*Direction:*
Determine which lines contain the word "platepar", then copy those lines.

Stored data
• • • •

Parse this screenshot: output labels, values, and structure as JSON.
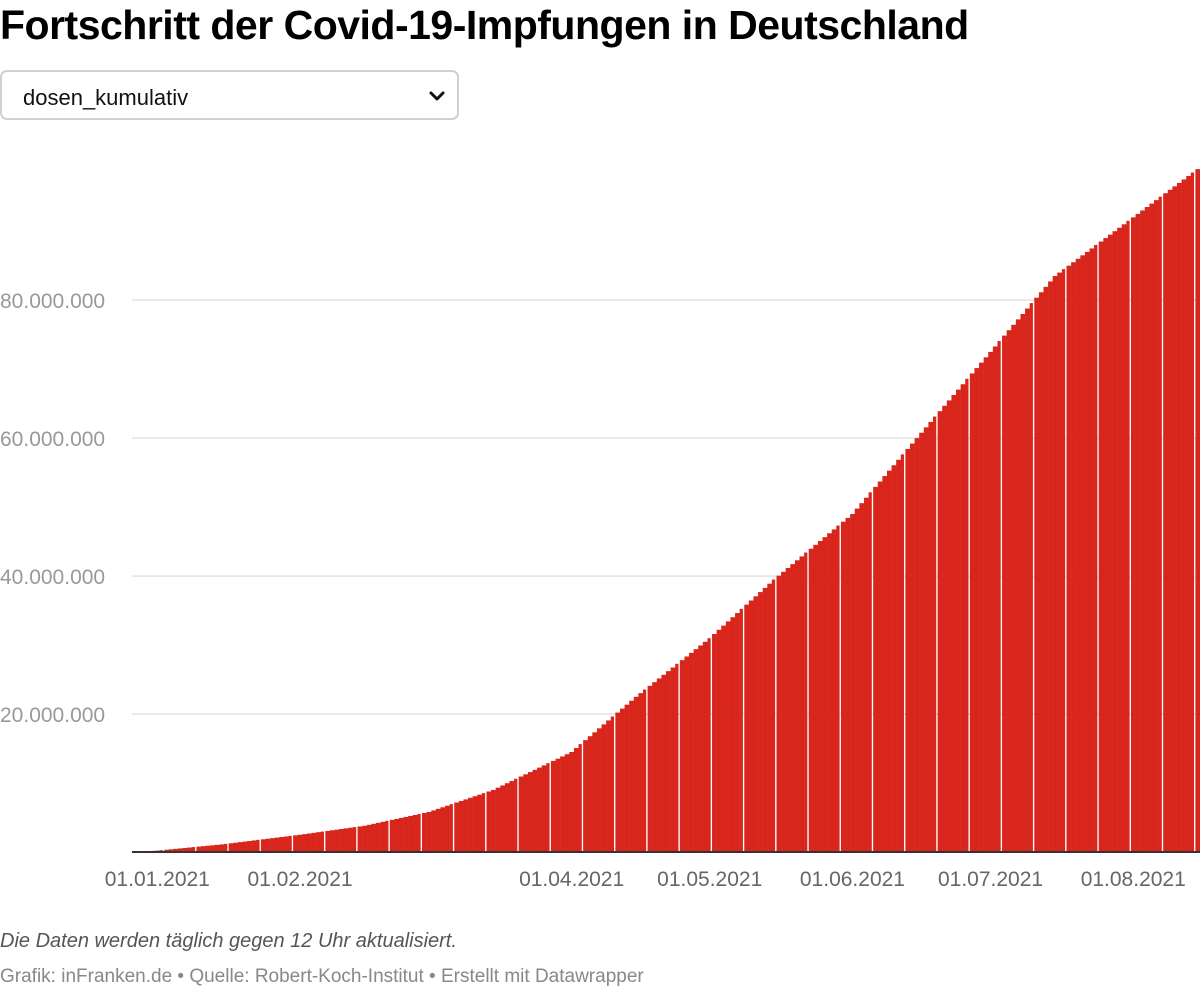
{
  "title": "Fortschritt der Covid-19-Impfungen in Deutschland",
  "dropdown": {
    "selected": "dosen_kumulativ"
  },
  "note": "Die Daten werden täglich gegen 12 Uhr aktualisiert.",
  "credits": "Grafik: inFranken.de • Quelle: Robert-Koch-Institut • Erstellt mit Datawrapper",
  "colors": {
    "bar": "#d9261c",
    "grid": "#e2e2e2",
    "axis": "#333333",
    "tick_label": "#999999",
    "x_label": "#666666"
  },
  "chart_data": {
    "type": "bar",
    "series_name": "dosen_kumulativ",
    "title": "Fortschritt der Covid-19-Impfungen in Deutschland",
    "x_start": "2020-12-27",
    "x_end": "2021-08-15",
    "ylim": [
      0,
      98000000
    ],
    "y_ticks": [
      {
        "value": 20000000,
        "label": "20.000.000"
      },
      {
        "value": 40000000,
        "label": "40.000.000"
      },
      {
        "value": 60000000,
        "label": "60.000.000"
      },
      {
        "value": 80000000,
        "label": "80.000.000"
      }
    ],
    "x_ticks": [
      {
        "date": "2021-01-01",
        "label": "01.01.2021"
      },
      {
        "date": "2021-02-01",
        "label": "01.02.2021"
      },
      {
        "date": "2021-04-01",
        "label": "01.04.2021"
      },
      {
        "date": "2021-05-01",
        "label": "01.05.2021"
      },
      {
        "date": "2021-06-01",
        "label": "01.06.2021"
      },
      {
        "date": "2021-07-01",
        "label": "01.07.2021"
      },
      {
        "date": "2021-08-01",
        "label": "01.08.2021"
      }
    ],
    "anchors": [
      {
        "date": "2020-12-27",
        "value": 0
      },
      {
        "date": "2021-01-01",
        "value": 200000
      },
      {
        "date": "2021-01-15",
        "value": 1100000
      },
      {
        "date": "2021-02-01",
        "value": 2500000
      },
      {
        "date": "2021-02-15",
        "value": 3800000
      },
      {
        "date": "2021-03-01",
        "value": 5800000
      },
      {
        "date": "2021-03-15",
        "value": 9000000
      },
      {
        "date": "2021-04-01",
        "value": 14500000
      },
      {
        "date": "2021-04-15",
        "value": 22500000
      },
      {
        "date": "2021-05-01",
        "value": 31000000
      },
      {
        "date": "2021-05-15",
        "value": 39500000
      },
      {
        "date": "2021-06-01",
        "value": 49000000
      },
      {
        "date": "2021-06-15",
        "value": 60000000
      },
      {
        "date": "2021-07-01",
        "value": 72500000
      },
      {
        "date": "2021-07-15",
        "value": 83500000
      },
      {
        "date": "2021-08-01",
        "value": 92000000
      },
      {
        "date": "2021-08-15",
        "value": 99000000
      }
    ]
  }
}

• • • •

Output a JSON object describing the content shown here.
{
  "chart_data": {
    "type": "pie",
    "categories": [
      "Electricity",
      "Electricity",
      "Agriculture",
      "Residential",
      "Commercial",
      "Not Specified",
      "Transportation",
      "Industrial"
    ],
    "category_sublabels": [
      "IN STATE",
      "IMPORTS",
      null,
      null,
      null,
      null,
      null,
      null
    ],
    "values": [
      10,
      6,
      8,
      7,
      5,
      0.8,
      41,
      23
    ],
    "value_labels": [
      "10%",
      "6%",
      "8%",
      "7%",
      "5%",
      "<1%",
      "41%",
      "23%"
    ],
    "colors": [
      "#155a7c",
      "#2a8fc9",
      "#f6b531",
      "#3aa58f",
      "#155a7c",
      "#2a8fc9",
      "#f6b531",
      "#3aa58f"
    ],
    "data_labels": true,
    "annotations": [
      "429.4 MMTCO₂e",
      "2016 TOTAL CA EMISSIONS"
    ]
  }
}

• • • •

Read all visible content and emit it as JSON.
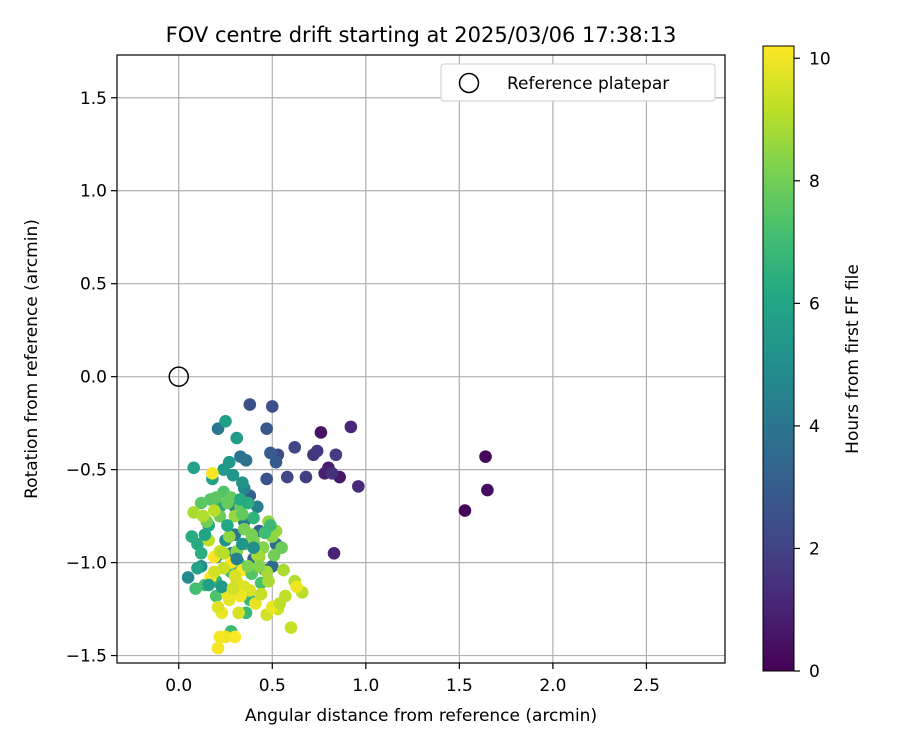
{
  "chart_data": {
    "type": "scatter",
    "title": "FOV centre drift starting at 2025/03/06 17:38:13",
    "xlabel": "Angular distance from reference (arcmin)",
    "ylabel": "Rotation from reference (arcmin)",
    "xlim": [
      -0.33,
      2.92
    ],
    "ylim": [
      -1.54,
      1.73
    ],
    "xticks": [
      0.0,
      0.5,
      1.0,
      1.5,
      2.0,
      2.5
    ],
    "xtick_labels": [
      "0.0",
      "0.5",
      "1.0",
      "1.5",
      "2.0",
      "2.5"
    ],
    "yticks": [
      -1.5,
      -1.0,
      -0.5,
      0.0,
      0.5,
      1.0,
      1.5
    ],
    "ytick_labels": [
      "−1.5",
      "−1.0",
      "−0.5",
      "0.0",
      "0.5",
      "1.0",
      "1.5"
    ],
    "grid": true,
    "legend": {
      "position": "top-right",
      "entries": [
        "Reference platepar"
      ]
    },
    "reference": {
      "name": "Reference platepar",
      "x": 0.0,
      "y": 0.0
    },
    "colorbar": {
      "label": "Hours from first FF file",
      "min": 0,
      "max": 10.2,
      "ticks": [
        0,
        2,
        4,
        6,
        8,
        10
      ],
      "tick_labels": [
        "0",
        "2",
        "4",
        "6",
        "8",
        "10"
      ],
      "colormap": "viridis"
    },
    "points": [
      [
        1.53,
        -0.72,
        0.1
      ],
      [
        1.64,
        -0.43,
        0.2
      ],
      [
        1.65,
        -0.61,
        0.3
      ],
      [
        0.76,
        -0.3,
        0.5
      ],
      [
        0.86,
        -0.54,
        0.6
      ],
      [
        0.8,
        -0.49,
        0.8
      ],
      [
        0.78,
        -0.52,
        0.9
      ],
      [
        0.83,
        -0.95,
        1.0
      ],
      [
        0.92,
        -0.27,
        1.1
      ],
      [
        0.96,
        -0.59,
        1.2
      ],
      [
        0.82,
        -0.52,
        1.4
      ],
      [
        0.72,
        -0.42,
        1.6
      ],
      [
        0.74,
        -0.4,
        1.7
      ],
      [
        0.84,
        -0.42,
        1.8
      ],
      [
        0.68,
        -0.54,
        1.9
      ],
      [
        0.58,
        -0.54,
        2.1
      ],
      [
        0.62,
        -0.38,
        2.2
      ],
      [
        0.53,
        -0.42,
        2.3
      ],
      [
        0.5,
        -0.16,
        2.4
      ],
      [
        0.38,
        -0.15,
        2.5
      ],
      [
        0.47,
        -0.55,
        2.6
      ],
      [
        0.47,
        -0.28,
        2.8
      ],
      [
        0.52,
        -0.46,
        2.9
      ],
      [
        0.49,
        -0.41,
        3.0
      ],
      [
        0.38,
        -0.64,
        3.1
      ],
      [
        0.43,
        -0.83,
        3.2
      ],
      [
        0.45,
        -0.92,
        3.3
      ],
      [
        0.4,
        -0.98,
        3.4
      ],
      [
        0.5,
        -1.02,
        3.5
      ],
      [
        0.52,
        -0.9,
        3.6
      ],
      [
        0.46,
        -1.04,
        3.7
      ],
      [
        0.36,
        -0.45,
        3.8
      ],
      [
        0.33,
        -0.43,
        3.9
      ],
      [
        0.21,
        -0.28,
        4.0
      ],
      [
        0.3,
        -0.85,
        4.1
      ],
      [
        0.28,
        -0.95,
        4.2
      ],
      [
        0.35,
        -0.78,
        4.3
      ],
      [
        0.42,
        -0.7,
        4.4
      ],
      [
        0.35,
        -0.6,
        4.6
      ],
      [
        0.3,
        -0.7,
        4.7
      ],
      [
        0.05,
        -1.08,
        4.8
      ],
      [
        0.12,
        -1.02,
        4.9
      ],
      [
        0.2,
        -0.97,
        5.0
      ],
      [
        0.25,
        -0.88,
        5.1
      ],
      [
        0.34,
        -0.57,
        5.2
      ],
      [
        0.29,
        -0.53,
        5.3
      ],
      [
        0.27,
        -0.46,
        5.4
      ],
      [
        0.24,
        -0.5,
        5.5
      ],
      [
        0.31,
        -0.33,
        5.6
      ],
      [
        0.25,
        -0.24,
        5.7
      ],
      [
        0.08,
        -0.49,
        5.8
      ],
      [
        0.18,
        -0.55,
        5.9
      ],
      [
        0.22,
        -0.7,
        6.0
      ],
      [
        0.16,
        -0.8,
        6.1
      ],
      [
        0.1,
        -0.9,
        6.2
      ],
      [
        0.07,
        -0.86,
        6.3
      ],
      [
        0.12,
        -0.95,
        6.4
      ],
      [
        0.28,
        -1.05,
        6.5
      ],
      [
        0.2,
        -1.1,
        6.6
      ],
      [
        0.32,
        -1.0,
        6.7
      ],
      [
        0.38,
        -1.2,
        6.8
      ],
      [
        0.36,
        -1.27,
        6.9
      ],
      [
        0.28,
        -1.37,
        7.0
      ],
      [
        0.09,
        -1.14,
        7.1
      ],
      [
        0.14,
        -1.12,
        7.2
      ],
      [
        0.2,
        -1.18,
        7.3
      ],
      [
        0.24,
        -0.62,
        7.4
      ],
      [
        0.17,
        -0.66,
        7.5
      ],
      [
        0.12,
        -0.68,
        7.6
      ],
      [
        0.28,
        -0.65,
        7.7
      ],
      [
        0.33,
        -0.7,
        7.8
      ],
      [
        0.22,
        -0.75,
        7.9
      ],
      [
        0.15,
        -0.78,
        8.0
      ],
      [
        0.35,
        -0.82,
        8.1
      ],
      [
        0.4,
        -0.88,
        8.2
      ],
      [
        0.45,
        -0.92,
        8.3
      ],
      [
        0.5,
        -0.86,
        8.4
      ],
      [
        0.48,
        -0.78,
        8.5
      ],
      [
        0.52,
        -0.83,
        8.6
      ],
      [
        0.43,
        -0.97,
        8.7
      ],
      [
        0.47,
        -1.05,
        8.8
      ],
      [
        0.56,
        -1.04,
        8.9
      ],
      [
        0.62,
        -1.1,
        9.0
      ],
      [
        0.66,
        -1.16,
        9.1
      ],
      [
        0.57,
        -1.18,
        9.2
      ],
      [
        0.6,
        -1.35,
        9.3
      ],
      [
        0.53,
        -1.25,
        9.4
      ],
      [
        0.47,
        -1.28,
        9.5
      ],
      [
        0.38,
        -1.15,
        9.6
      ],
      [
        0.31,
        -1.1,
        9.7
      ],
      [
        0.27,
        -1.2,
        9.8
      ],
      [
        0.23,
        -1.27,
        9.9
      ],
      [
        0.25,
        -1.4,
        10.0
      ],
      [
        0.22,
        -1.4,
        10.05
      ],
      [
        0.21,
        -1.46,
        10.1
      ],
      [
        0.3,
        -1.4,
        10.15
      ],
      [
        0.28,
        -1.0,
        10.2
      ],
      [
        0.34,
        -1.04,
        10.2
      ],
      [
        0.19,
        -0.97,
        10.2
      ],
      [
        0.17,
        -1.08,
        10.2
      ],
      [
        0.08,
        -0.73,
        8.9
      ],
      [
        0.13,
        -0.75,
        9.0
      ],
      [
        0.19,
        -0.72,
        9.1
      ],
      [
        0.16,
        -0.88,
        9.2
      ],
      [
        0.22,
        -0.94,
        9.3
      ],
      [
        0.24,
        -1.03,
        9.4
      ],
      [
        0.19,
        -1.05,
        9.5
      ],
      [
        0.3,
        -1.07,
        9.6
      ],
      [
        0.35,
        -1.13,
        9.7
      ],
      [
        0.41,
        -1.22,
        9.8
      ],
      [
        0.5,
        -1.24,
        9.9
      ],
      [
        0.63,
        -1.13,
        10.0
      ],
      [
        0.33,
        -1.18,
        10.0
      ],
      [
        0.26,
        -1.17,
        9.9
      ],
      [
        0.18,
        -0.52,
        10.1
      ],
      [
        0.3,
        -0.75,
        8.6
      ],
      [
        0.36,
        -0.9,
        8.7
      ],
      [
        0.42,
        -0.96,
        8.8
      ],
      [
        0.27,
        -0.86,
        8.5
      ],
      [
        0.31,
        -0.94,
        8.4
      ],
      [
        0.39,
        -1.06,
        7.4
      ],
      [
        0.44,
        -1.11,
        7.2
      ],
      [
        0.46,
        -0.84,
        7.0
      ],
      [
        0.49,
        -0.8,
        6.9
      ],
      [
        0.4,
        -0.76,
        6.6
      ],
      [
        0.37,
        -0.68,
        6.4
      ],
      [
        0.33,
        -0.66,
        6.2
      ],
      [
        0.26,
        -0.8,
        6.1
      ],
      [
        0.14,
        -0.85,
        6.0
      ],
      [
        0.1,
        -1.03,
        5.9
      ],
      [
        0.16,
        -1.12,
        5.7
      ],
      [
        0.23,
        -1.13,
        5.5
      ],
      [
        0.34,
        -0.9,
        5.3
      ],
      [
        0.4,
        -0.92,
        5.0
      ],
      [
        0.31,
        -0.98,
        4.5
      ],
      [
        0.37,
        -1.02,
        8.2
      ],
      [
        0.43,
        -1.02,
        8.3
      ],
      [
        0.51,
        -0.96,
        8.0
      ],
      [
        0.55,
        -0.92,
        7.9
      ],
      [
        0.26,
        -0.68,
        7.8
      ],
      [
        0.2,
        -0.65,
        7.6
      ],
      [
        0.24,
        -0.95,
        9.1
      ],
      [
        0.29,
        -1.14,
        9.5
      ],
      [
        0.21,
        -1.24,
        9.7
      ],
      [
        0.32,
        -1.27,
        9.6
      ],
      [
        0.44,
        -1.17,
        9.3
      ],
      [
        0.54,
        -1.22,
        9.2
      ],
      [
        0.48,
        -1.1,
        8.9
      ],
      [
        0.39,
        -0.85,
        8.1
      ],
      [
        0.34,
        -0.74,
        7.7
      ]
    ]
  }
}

• • • •

*Output of the exercise:*
        "Reference platepar"
      "name": "Reference platepar",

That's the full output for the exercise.